(Dataset items)
** start **

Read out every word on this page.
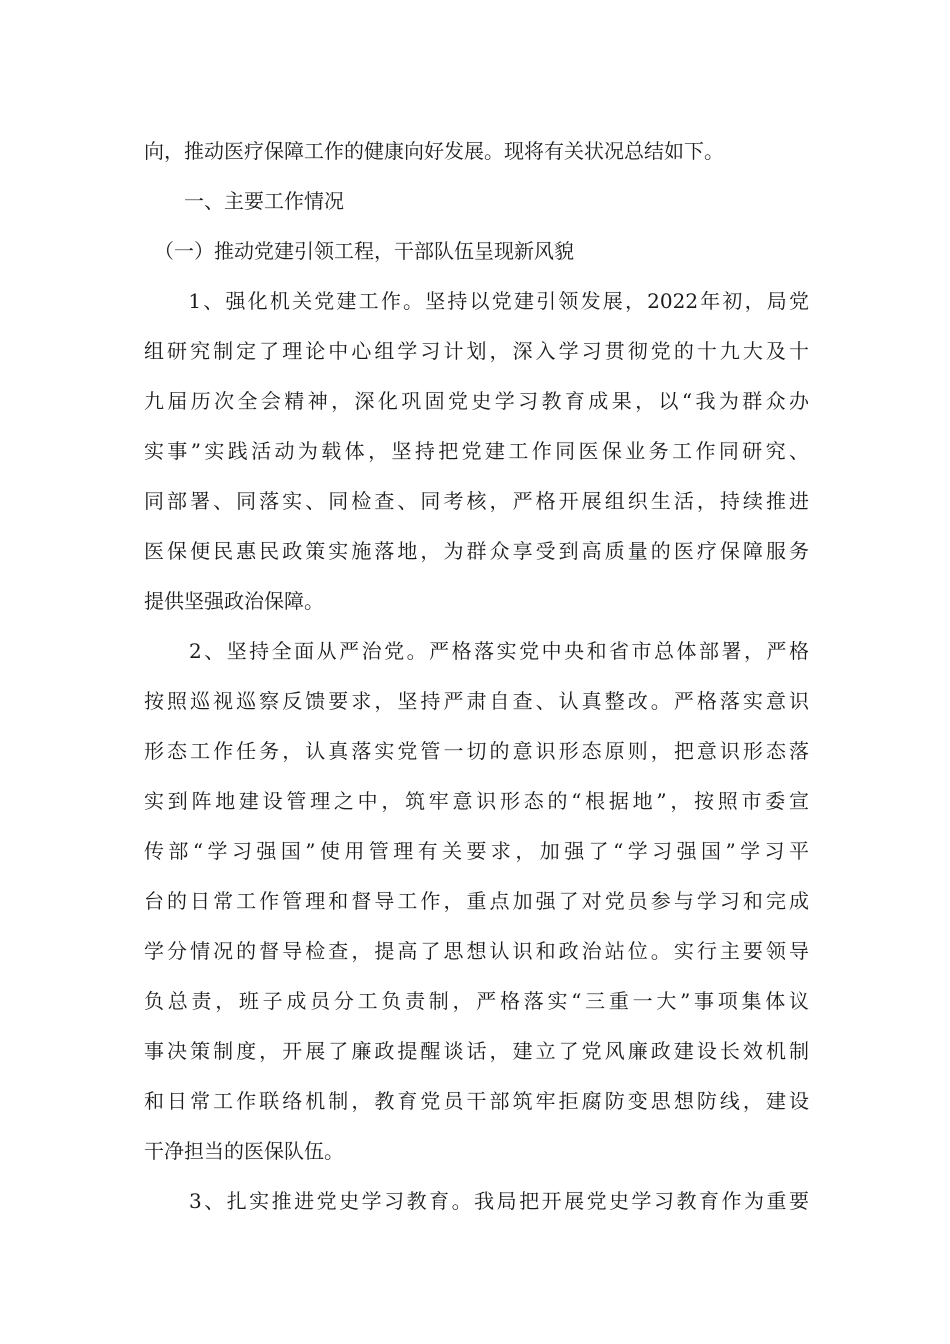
向，推动医疗保障工作的健康向好发展。现将有关状况总结如下。

　　一、主要工作情况

　（一）推动党建引领工程，干部队伍呈现新风貌

　　1、强化机关党建工作。坚持以党建引领发展，2022年初，局党

组研究制定了理论中心组学习计划，深入学习贯彻党的十九大及十

九届历次全会精神，深化巩固党史学习教育成果，以“我为群众办

实事”实践活动为载体，坚持把党建工作同医保业务工作同研究、

同部署、同落实、同检查、同考核，严格开展组织生活，持续推进

医保便民惠民政策实施落地，为群众享受到高质量的医疗保障服务

提供坚强政治保障。

　　2、坚持全面从严治党。严格落实党中央和省市总体部署，严格

按照巡视巡察反馈要求，坚持严肃自查、认真整改。严格落实意识

形态工作任务，认真落实党管一切的意识形态原则，把意识形态落

实到阵地建设管理之中，筑牢意识形态的“根据地”，按照市委宣

传部“学习强国”使用管理有关要求，加强了“学习强国”学习平

台的日常工作管理和督导工作，重点加强了对党员参与学习和完成

学分情况的督导检查，提高了思想认识和政治站位。实行主要领导

负总责，班子成员分工负责制，严格落实“三重一大”事项集体议

事决策制度，开展了廉政提醒谈话，建立了党风廉政建设长效机制

和日常工作联络机制，教育党员干部筑牢拒腐防变思想防线，建设

干净担当的医保队伍。

　　3、扎实推进党史学习教育。我局把开展党史学习教育作为重要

** end **

> [Request]: From the material above, copy everything exactly but the pictures.

> [Solved exercise]:
Read out every word on this page.
向，推动医疗保障工作的健康向好发展。现将有关状况总结如下。

　　一、主要工作情况

　（一）推动党建引领工程，干部队伍呈现新风貌

　　1、强化机关党建工作。坚持以党建引领发展，2022年初，局党

组研究制定了理论中心组学习计划，深入学习贯彻党的十九大及十

九届历次全会精神，深化巩固党史学习教育成果，以“我为群众办

实事”实践活动为载体，坚持把党建工作同医保业务工作同研究、

同部署、同落实、同检查、同考核，严格开展组织生活，持续推进

医保便民惠民政策实施落地，为群众享受到高质量的医疗保障服务

提供坚强政治保障。

　　2、坚持全面从严治党。严格落实党中央和省市总体部署，严格

按照巡视巡察反馈要求，坚持严肃自查、认真整改。严格落实意识

形态工作任务，认真落实党管一切的意识形态原则，把意识形态落

实到阵地建设管理之中，筑牢意识形态的“根据地”，按照市委宣

传部“学习强国”使用管理有关要求，加强了“学习强国”学习平

台的日常工作管理和督导工作，重点加强了对党员参与学习和完成

学分情况的督导检查，提高了思想认识和政治站位。实行主要领导

负总责，班子成员分工负责制，严格落实“三重一大”事项集体议

事决策制度，开展了廉政提醒谈话，建立了党风廉政建设长效机制

和日常工作联络机制，教育党员干部筑牢拒腐防变思想防线，建设

干净担当的医保队伍。

　　3、扎实推进党史学习教育。我局把开展党史学习教育作为重要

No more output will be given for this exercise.